WORK TO BE COMPLETED - In the material below, identify each line bearing the word "this". Reproduce those lines.
§ §
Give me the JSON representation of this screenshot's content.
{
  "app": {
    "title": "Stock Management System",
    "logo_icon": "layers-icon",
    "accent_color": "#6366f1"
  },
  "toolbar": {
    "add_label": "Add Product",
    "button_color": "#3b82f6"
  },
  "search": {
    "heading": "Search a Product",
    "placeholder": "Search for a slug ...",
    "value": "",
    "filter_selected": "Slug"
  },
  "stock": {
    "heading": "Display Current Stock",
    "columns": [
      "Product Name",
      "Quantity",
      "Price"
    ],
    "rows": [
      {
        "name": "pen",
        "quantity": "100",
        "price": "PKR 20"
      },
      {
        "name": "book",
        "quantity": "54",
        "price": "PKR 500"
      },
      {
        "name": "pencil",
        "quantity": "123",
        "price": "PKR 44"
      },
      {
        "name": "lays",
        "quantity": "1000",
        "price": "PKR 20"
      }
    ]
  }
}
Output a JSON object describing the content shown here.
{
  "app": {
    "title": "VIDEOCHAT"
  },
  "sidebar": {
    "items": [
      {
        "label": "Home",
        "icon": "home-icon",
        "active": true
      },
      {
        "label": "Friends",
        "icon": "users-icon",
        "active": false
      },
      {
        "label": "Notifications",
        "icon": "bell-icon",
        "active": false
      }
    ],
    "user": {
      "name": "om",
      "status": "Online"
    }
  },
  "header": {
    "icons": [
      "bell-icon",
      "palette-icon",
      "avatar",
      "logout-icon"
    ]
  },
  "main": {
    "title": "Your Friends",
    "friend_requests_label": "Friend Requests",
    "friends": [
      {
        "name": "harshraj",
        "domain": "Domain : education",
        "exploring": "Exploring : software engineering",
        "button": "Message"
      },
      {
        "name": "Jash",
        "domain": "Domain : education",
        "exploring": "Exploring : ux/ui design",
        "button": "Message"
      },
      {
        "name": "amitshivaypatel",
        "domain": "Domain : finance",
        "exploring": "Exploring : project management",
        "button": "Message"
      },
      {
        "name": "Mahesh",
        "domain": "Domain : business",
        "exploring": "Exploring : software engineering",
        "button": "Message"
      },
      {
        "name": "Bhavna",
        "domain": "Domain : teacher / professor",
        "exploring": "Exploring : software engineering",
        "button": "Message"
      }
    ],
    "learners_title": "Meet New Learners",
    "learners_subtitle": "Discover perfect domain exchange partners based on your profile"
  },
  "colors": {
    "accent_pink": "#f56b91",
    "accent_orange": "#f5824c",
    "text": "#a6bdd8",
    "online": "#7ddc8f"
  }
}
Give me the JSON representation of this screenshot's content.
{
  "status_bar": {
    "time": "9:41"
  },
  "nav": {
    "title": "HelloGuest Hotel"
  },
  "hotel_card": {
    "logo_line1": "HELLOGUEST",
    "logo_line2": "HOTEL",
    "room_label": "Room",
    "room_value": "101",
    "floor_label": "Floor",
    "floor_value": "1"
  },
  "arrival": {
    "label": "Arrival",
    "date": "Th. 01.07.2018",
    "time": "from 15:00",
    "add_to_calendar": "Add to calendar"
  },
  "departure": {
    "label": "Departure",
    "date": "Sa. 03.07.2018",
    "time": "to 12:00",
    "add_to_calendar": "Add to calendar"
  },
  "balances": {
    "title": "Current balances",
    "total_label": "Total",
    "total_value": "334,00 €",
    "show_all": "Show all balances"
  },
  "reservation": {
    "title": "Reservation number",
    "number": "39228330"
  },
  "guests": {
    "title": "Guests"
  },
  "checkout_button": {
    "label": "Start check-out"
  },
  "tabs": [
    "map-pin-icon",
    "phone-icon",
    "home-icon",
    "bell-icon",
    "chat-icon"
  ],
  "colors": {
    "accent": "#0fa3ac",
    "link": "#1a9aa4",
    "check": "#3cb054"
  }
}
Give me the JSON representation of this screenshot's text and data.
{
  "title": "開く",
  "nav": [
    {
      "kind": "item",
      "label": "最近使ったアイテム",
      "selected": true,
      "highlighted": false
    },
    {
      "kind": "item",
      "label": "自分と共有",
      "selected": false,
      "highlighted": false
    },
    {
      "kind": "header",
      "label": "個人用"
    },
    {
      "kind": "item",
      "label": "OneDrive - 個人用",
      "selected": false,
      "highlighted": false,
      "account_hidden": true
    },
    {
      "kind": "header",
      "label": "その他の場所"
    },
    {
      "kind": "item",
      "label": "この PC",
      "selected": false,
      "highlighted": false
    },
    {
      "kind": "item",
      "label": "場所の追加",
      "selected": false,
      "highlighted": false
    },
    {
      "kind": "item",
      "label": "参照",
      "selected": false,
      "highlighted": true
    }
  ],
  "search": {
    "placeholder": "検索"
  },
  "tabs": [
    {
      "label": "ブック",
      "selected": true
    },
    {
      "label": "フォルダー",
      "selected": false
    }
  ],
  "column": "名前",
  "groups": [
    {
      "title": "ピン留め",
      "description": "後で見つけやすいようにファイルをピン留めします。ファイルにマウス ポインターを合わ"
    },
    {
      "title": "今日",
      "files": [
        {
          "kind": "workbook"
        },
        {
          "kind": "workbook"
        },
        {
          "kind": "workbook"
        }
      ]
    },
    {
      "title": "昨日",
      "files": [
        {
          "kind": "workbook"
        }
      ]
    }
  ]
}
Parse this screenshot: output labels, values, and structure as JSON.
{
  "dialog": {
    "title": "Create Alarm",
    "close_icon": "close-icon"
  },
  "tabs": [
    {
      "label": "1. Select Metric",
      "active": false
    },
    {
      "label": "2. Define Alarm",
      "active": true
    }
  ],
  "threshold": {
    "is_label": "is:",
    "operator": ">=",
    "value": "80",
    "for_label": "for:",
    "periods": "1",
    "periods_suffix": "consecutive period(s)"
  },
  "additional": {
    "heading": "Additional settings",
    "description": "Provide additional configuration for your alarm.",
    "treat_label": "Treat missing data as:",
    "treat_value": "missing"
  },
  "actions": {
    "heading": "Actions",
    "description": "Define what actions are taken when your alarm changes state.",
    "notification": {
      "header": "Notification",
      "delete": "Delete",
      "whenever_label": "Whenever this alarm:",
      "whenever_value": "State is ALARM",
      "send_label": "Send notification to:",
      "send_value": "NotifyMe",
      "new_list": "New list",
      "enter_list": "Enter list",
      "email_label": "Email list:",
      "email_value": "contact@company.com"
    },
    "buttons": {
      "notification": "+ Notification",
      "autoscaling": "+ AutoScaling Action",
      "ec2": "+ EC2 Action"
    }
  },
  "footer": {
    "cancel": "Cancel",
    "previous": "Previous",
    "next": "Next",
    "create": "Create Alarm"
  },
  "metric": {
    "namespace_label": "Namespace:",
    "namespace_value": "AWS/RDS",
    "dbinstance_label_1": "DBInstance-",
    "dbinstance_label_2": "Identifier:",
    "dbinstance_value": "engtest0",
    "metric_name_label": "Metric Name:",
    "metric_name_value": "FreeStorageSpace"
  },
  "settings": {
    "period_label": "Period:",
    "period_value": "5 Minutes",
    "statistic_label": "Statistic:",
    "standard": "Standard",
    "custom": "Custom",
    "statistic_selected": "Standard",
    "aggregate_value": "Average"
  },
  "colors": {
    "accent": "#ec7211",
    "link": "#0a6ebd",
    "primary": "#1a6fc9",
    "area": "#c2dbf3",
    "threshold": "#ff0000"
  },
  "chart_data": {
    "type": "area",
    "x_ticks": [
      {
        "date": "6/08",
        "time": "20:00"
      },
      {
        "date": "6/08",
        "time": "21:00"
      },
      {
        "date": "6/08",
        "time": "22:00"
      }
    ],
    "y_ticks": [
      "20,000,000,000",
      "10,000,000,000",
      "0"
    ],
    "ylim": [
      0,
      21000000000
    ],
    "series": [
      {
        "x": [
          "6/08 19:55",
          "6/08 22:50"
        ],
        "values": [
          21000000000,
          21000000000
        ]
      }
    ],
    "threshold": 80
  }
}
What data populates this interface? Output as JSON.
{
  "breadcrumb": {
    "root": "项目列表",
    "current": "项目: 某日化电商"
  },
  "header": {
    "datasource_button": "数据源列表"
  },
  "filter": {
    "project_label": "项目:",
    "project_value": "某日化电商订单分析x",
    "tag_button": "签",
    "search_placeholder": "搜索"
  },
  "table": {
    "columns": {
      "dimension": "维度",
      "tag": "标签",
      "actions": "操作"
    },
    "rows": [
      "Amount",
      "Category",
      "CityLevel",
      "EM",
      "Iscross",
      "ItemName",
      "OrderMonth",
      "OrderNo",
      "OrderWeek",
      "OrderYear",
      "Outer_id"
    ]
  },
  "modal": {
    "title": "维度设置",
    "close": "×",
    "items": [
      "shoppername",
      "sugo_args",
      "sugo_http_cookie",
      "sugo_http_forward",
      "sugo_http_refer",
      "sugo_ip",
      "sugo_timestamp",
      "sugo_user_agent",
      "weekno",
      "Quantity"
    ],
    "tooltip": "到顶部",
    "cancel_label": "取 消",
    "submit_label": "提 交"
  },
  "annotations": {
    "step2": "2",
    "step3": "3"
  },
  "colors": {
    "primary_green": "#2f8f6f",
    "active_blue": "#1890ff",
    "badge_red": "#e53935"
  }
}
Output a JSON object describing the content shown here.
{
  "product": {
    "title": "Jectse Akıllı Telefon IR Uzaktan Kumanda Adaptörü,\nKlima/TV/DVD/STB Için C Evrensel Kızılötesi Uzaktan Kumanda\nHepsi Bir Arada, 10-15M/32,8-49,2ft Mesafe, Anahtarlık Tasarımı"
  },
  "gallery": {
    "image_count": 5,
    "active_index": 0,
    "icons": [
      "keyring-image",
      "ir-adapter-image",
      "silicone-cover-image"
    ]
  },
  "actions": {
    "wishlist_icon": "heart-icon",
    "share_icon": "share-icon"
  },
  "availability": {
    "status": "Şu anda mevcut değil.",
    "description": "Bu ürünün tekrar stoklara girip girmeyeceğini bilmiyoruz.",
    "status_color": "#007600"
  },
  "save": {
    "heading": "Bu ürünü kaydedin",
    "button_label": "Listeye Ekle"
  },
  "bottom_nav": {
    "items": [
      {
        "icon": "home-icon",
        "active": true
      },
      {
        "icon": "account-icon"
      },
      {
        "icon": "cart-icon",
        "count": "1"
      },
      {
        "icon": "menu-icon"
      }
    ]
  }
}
§ §
EXERCISE RESULT -
Give me the JSON representation of this screenshot's content.
Give me the JSON representation of this screenshot's content.
Give me the JSON representation of this screenshot's text and data.
Parse this screenshot: output labels, values, and structure as JSON.
      "whenever_label": "Whenever this alarm:",
What data populates this interface? Output as JSON.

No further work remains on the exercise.